**Task inputs**.
----------------------------------------

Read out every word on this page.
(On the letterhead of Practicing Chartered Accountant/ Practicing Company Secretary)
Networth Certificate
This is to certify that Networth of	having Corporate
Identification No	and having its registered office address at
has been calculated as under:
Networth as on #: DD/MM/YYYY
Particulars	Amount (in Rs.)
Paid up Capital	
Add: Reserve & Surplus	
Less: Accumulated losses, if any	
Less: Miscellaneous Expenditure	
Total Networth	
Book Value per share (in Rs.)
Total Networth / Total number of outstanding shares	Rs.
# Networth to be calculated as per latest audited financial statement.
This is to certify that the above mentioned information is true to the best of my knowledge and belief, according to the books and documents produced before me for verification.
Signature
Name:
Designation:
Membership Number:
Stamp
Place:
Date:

----------------------------------------

**Requirements**.
Each line of the listing above should be output exactly.

**Worked answer**.
Read out every word on this page.
(On the letterhead of Practicing Chartered Accountant/ Practicing Company Secretary)
Networth Certificate
This is to certify that Networth of	having Corporate
Identification No	and having its registered office address at
has been calculated as under:
Networth as on #: DD/MM/YYYY
Particulars	Amount (in Rs.)
Paid up Capital	
Add: Reserve & Surplus	
Less: Accumulated losses, if any	
Less: Miscellaneous Expenditure	
Total Networth	
Book Value per share (in Rs.)
Total Networth / Total number of outstanding shares	Rs.
# Networth to be calculated as per latest audited financial statement.
This is to certify that the above mentioned information is true to the best of my knowledge and belief, according to the books and documents produced before me for verification.
Signature
Name:
Designation:
Membership Number:
Stamp
Place:
Date:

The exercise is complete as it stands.